◆ **GIVEN INFORMATION**
## start
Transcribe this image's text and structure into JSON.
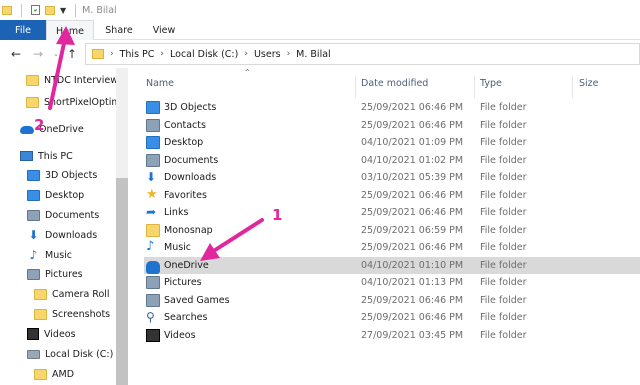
{
  "window": {
    "title": "M. Bilal"
  },
  "ribbon": {
    "file_label": "File",
    "tabs": [
      {
        "label": "Home"
      },
      {
        "label": "Share"
      },
      {
        "label": "View"
      }
    ]
  },
  "address": {
    "crumbs": [
      {
        "label": "This PC"
      },
      {
        "label": "Local Disk (C:)"
      },
      {
        "label": "Users"
      },
      {
        "label": "M. Bilal"
      }
    ]
  },
  "nav": {
    "items": [
      {
        "label": "NTDC Interview",
        "icon": "folder-icon"
      },
      {
        "label": "ShortPixelOptim",
        "icon": "folder-icon"
      },
      {
        "label": "OneDrive",
        "icon": "cloud-icon"
      },
      {
        "label": "This PC",
        "icon": "computer-icon"
      },
      {
        "label": "3D Objects",
        "icon": "cube-icon"
      },
      {
        "label": "Desktop",
        "icon": "desktop-icon"
      },
      {
        "label": "Documents",
        "icon": "document-icon"
      },
      {
        "label": "Downloads",
        "icon": "download-arrow-icon"
      },
      {
        "label": "Music",
        "icon": "music-note-icon"
      },
      {
        "label": "Pictures",
        "icon": "picture-icon"
      },
      {
        "label": "Camera Roll",
        "icon": "folder-icon"
      },
      {
        "label": "Screenshots",
        "icon": "folder-icon"
      },
      {
        "label": "Videos",
        "icon": "film-icon"
      },
      {
        "label": "Local Disk (C:)",
        "icon": "drive-icon"
      },
      {
        "label": "AMD",
        "icon": "folder-icon"
      }
    ]
  },
  "columns": {
    "name": "Name",
    "date": "Date modified",
    "type": "Type",
    "size": "Size"
  },
  "files": [
    {
      "name": "3D Objects",
      "date": "25/09/2021 06:46 PM",
      "type": "File folder",
      "icon": "cube-icon"
    },
    {
      "name": "Contacts",
      "date": "25/09/2021 06:46 PM",
      "type": "File folder",
      "icon": "contacts-icon"
    },
    {
      "name": "Desktop",
      "date": "04/10/2021 01:09 PM",
      "type": "File folder",
      "icon": "desktop-icon"
    },
    {
      "name": "Documents",
      "date": "04/10/2021 01:02 PM",
      "type": "File folder",
      "icon": "document-icon"
    },
    {
      "name": "Downloads",
      "date": "03/10/2021 05:39 PM",
      "type": "File folder",
      "icon": "download-arrow-icon"
    },
    {
      "name": "Favorites",
      "date": "25/09/2021 06:46 PM",
      "type": "File folder",
      "icon": "star-icon"
    },
    {
      "name": "Links",
      "date": "25/09/2021 06:46 PM",
      "type": "File folder",
      "icon": "link-arrow-icon"
    },
    {
      "name": "Monosnap",
      "date": "25/09/2021 06:59 PM",
      "type": "File folder",
      "icon": "folder-icon"
    },
    {
      "name": "Music",
      "date": "25/09/2021 06:46 PM",
      "type": "File folder",
      "icon": "music-note-icon"
    },
    {
      "name": "OneDrive",
      "date": "04/10/2021 01:10 PM",
      "type": "File folder",
      "icon": "cloud-icon"
    },
    {
      "name": "Pictures",
      "date": "04/10/2021 01:13 PM",
      "type": "File folder",
      "icon": "picture-icon"
    },
    {
      "name": "Saved Games",
      "date": "25/09/2021 06:46 PM",
      "type": "File folder",
      "icon": "gamepad-icon"
    },
    {
      "name": "Searches",
      "date": "25/09/2021 06:46 PM",
      "type": "File folder",
      "icon": "magnifier-icon"
    },
    {
      "name": "Videos",
      "date": "27/09/2021 03:45 PM",
      "type": "File folder",
      "icon": "film-icon"
    }
  ],
  "annotations": {
    "one": "1",
    "two": "2"
  },
  "colors": {
    "accent": "#1d63b5",
    "annotation": "#e0279e",
    "selection": "#d9d9d9"
  }
}
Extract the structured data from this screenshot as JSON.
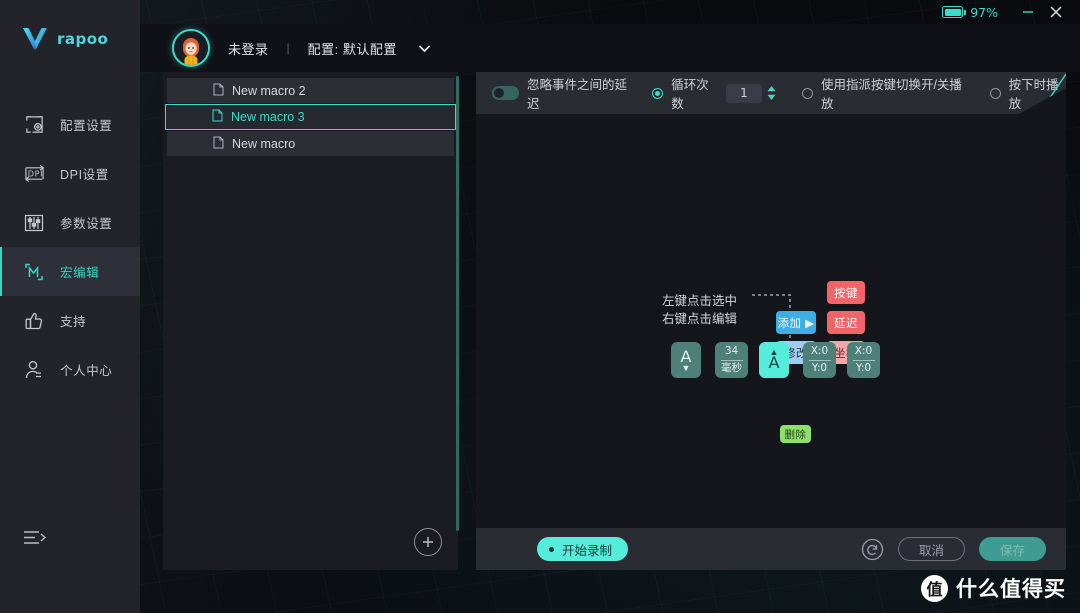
## end
◆ **WHAT THIS TASK INVOLVES**
How many lines of these entries contain the string "Local"? Reply with the number alone.

◆ **SOLVED EXERCISE**
2